Spatial layout entries
--- Start ---

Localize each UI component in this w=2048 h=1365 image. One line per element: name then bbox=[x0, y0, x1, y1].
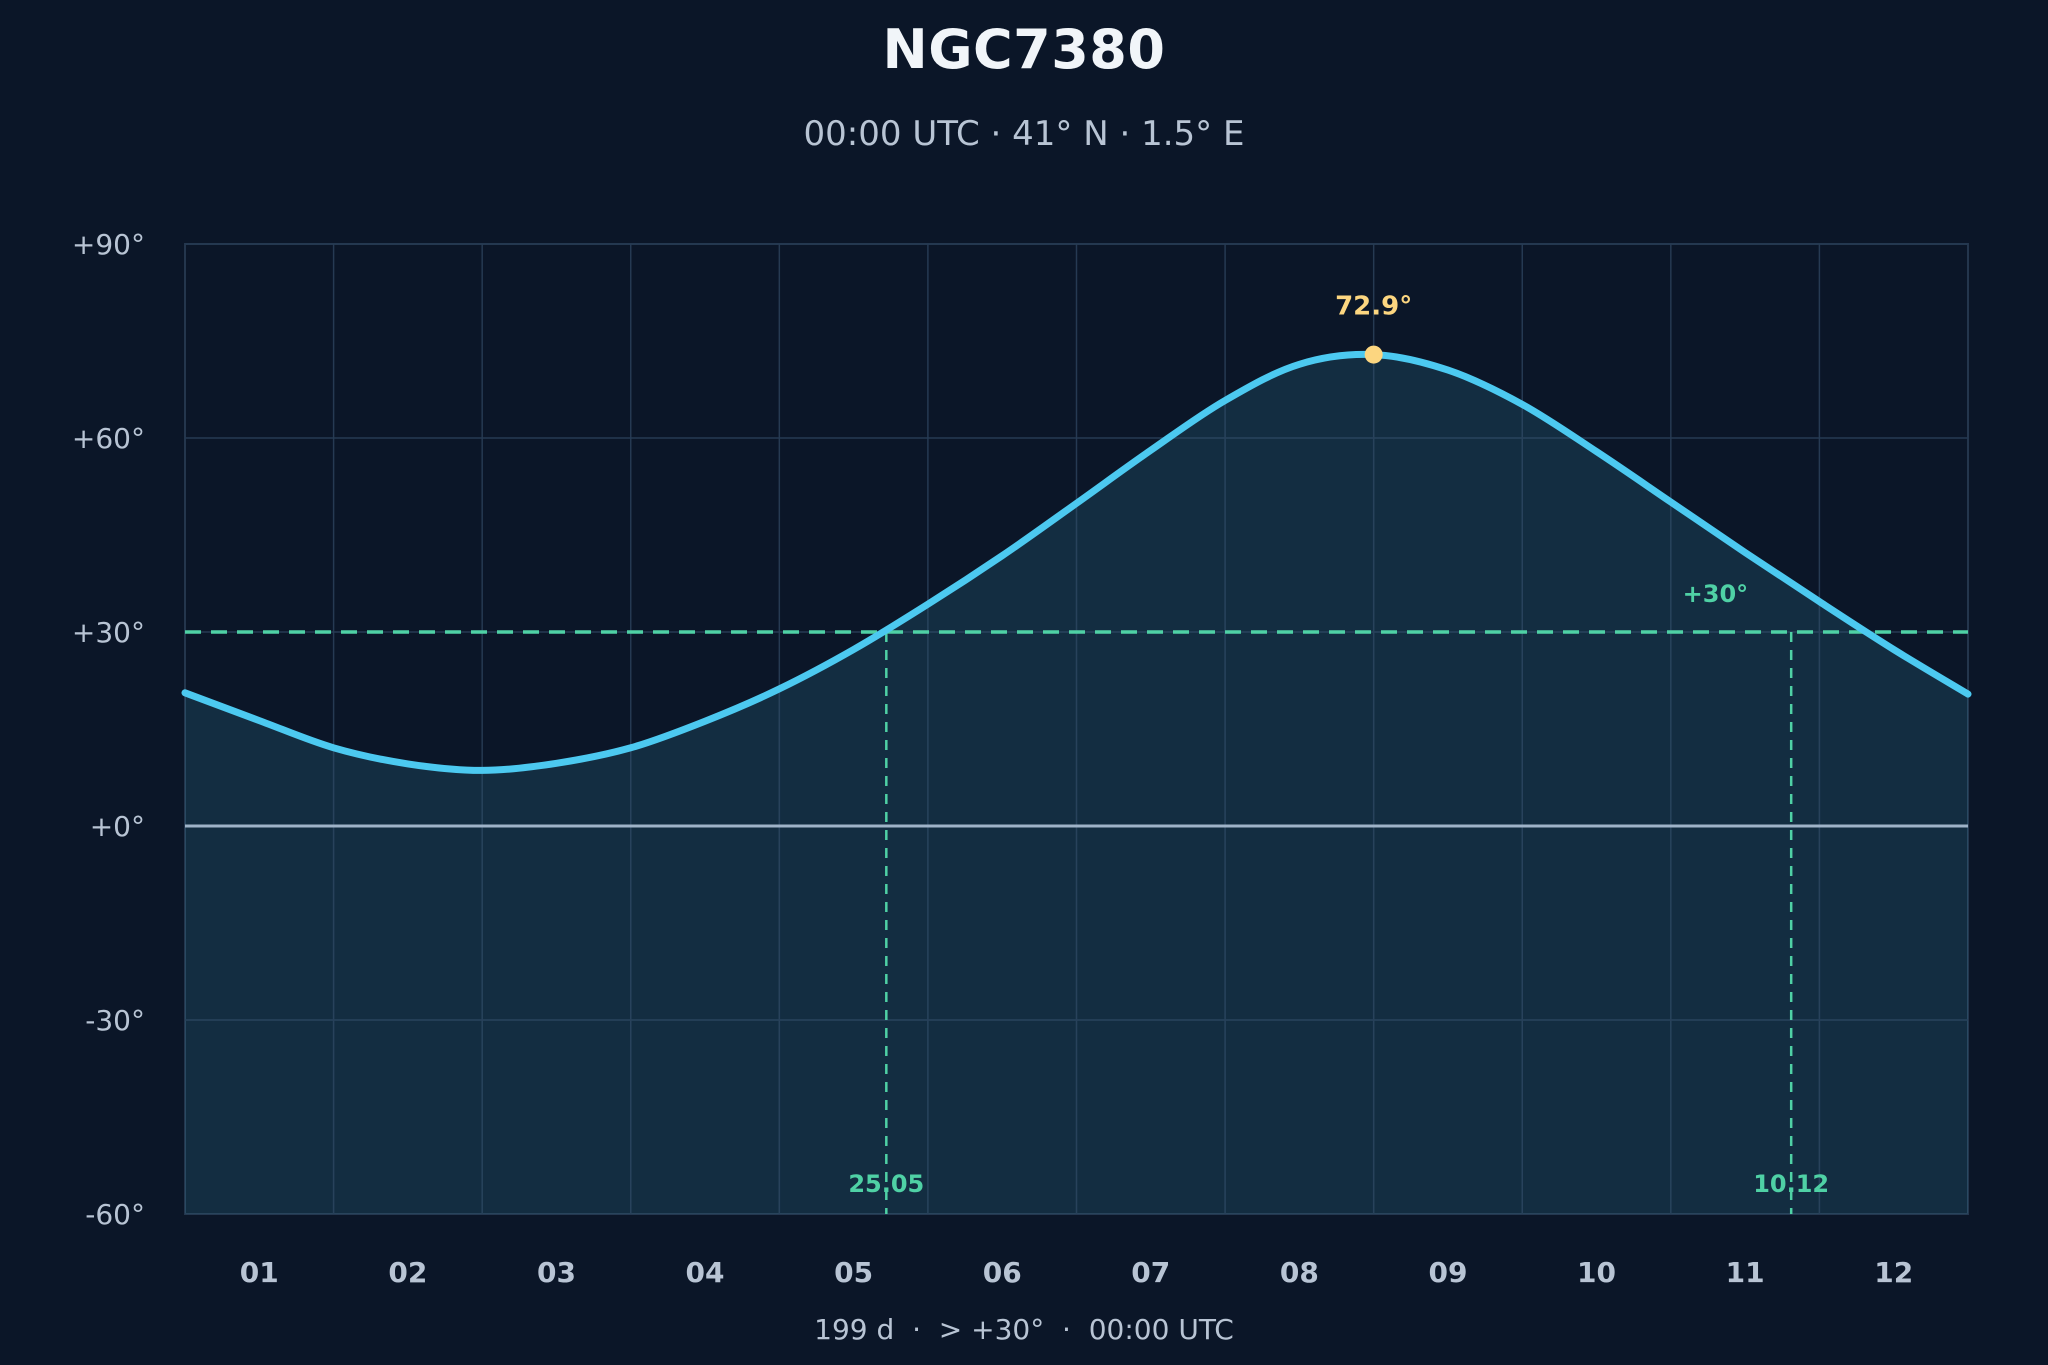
x-tick-label: 12 bbox=[1874, 1256, 1913, 1289]
y-tick-label: -60° bbox=[85, 1198, 145, 1231]
crossing-label: 10.12 bbox=[1753, 1170, 1829, 1198]
annotations: 72.9° +30° 25.05 10.12 bbox=[848, 292, 1829, 1198]
x-tick-label: 06 bbox=[983, 1256, 1022, 1289]
x-tick-label: 10 bbox=[1577, 1256, 1616, 1289]
x-tick-label: 09 bbox=[1428, 1256, 1467, 1289]
x-tick-label: 05 bbox=[834, 1256, 873, 1289]
altitude-line bbox=[181, 350, 1972, 774]
series-layer bbox=[181, 350, 1972, 774]
y-tick-label: +30° bbox=[72, 616, 145, 649]
x-tick-label: 02 bbox=[388, 1256, 427, 1289]
chart-footer: 199 d · > +30° · 00:00 UTC bbox=[814, 1313, 1234, 1346]
peak-marker bbox=[1364, 345, 1383, 364]
x-tick-label: 07 bbox=[1131, 1256, 1170, 1289]
crossing-label: 25.05 bbox=[848, 1170, 924, 1198]
x-tick-label: 08 bbox=[1280, 1256, 1319, 1289]
x-tick-label: 04 bbox=[686, 1256, 725, 1289]
y-tick-label: +0° bbox=[90, 810, 145, 843]
peak-label: 72.9° bbox=[1335, 292, 1412, 322]
threshold-label: +30° bbox=[1683, 580, 1749, 608]
y-tick-label: +60° bbox=[72, 422, 145, 455]
reference-lines bbox=[185, 630, 1968, 1214]
x-tick-label: 11 bbox=[1726, 1256, 1765, 1289]
x-tick-label: 03 bbox=[537, 1256, 576, 1289]
axes: +90° +60° +30° +0° -30° -60° 01 02 03 04 05 06 07 08 0… bbox=[72, 228, 1913, 1289]
x-tick-label: 01 bbox=[240, 1256, 279, 1289]
y-tick-label: -30° bbox=[85, 1004, 145, 1037]
chart-title: NGC7380 bbox=[882, 18, 1166, 81]
chart-subtitle: 00:00 UTC · 41° N · 1.5° E bbox=[803, 114, 1245, 154]
y-tick-label: +90° bbox=[72, 228, 145, 261]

--- End ---

*Objective:*
Reproduce every row above verbatim, but omit the picture.

*Expected answer:*
Localize each UI component in this w=2048 h=1365 image. One line per element: name then bbox=[x0, y0, x1, y1].
x-tick-label: 12 bbox=[1874, 1256, 1913, 1289]
y-tick-label: -60° bbox=[85, 1198, 145, 1231]
crossing-label: 10.12 bbox=[1753, 1170, 1829, 1198]
annotations: 72.9° +30° 25.05 10.12 bbox=[848, 292, 1829, 1198]
x-tick-label: 06 bbox=[983, 1256, 1022, 1289]
x-tick-label: 10 bbox=[1577, 1256, 1616, 1289]
x-tick-label: 09 bbox=[1428, 1256, 1467, 1289]
x-tick-label: 05 bbox=[834, 1256, 873, 1289]
altitude-line bbox=[181, 350, 1972, 774]
series-layer bbox=[181, 350, 1972, 774]
y-tick-label: +30° bbox=[72, 616, 145, 649]
x-tick-label: 02 bbox=[388, 1256, 427, 1289]
chart-footer: 199 d · > +30° · 00:00 UTC bbox=[814, 1313, 1234, 1346]
peak-marker bbox=[1364, 345, 1383, 364]
x-tick-label: 07 bbox=[1131, 1256, 1170, 1289]
crossing-label: 25.05 bbox=[848, 1170, 924, 1198]
x-tick-label: 08 bbox=[1280, 1256, 1319, 1289]
x-tick-label: 04 bbox=[686, 1256, 725, 1289]
y-tick-label: +0° bbox=[90, 810, 145, 843]
peak-label: 72.9° bbox=[1335, 292, 1412, 322]
threshold-label: +30° bbox=[1683, 580, 1749, 608]
y-tick-label: +60° bbox=[72, 422, 145, 455]
reference-lines bbox=[185, 630, 1968, 1214]
x-tick-label: 11 bbox=[1726, 1256, 1765, 1289]
x-tick-label: 03 bbox=[537, 1256, 576, 1289]
axes: +90° +60° +30° +0° -30° -60° 01 02 03 04 05 06 07 08 0… bbox=[72, 228, 1913, 1289]
x-tick-label: 01 bbox=[240, 1256, 279, 1289]
y-tick-label: -30° bbox=[85, 1004, 145, 1037]
chart-title: NGC7380 bbox=[882, 18, 1166, 81]
chart-subtitle: 00:00 UTC · 41° N · 1.5° E bbox=[803, 114, 1245, 154]
y-tick-label: +90° bbox=[72, 228, 145, 261]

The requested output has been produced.